>> START
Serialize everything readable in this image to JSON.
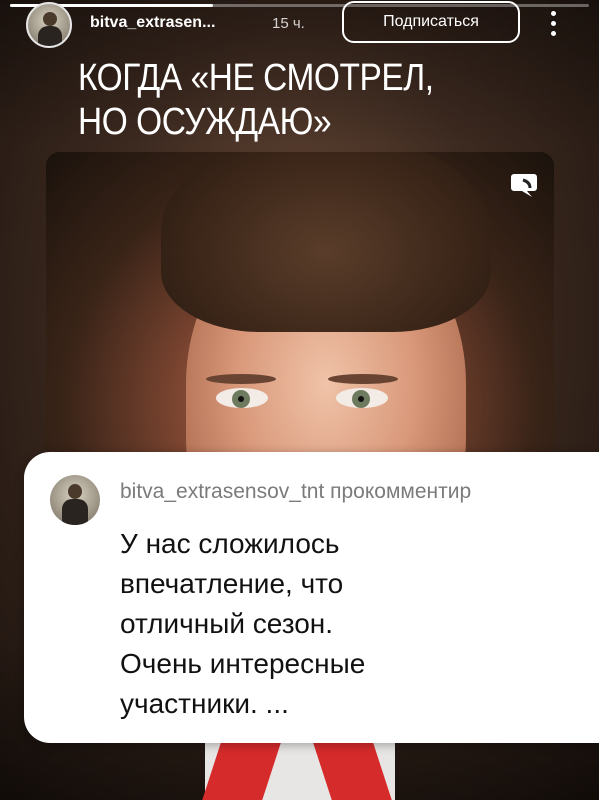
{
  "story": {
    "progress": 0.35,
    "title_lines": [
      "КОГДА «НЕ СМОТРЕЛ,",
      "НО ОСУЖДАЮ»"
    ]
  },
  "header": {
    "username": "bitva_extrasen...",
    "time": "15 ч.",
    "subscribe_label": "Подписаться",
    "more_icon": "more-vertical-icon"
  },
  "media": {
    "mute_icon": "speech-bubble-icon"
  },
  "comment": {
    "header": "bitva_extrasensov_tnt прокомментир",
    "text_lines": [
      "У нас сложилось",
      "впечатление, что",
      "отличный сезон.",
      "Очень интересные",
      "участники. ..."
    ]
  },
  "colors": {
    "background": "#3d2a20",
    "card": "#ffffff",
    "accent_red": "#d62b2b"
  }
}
>> END
* _EXERCISE DIRECTIONS_:
Of all the lines above, how many contain "header"? Give the number and nothing more.

* _WRITTEN ANSWER_:
2